Stored items:
===

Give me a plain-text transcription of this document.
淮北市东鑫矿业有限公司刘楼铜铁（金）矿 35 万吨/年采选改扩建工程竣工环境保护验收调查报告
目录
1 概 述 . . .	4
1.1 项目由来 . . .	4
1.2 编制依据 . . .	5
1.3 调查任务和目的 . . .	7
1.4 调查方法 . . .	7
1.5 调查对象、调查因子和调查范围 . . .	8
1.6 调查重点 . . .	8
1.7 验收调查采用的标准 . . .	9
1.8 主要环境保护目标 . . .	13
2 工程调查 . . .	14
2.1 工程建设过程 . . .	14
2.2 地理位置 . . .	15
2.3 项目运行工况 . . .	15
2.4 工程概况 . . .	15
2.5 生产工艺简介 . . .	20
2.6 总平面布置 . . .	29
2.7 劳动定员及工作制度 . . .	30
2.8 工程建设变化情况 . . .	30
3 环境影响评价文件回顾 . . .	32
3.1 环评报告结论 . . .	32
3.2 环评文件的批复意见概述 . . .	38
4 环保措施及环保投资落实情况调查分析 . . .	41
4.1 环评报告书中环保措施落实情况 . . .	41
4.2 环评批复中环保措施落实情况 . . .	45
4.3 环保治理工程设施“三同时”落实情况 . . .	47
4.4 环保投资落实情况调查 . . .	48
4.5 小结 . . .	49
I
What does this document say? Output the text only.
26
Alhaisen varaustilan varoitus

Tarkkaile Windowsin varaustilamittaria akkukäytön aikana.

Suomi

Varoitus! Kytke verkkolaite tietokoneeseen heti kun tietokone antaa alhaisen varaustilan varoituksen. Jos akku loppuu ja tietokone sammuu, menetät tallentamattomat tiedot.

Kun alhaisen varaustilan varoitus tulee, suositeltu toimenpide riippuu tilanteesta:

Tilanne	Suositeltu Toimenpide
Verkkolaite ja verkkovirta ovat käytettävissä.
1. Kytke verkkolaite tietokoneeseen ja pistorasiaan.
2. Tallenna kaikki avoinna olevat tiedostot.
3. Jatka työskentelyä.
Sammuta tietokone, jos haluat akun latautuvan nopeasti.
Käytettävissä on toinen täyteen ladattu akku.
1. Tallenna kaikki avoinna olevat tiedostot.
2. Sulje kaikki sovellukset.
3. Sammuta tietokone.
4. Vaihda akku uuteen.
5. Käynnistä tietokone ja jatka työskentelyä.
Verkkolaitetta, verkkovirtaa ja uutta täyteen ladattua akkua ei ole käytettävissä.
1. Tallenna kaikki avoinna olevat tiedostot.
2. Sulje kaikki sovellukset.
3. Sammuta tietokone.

===

AIM:
Output the records above in their entirety, exactly.

TASK SOLUTION:
Give me a plain-text transcription of this document.
淮北市东鑫矿业有限公司刘楼铜铁（金）矿 35 万吨/年采选改扩建工程竣工环境保护验收调查报告
目录
1 概 述 . . .	4
1.1 项目由来 . . .	4
1.2 编制依据 . . .	5
1.3 调查任务和目的 . . .	7
1.4 调查方法 . . .	7
1.5 调查对象、调查因子和调查范围 . . .	8
1.6 调查重点 . . .	8
1.7 验收调查采用的标准 . . .	9
1.8 主要环境保护目标 . . .	13
2 工程调查 . . .	14
2.1 工程建设过程 . . .	14
2.2 地理位置 . . .	15
2.3 项目运行工况 . . .	15
2.4 工程概况 . . .	15
2.5 生产工艺简介 . . .	20
2.6 总平面布置 . . .	29
2.7 劳动定员及工作制度 . . .	30
2.8 工程建设变化情况 . . .	30
3 环境影响评价文件回顾 . . .	32
3.1 环评报告结论 . . .	32
3.2 环评文件的批复意见概述 . . .	38
4 环保措施及环保投资落实情况调查分析 . . .	41
4.1 环评报告书中环保措施落实情况 . . .	41
4.2 环评批复中环保措施落实情况 . . .	45
4.3 环保治理工程设施“三同时”落实情况 . . .	47
4.4 环保投资落实情况调查 . . .	48
4.5 小结 . . .	49
I
What does this document say? Output the text only.
26
Alhaisen varaustilan varoitus

Tarkkaile Windowsin varaustilamittaria akkukäytön aikana.

Suomi

Varoitus! Kytke verkkolaite tietokoneeseen heti kun tietokone antaa alhaisen varaustilan varoituksen. Jos akku loppuu ja tietokone sammuu, menetät tallentamattomat tiedot.

Kun alhaisen varaustilan varoitus tulee, suositeltu toimenpide riippuu tilanteesta:

Tilanne	Suositeltu Toimenpide
Verkkolaite ja verkkovirta ovat käytettävissä.
1. Kytke verkkolaite tietokoneeseen ja pistorasiaan.
2. Tallenna kaikki avoinna olevat tiedostot.
3. Jatka työskentelyä.
Sammuta tietokone, jos haluat akun latautuvan nopeasti.
Käytettävissä on toinen täyteen ladattu akku.
1. Tallenna kaikki avoinna olevat tiedostot.
2. Sulje kaikki sovellukset.
3. Sammuta tietokone.
4. Vaihda akku uuteen.
5. Käynnistä tietokone ja jatka työskentelyä.
Verkkolaitetta, verkkovirtaa ja uutta täyteen ladattua akkua ei ole käytettävissä.
1. Tallenna kaikki avoinna olevat tiedostot.
2. Sulje kaikki sovellukset.
3. Sammuta tietokone.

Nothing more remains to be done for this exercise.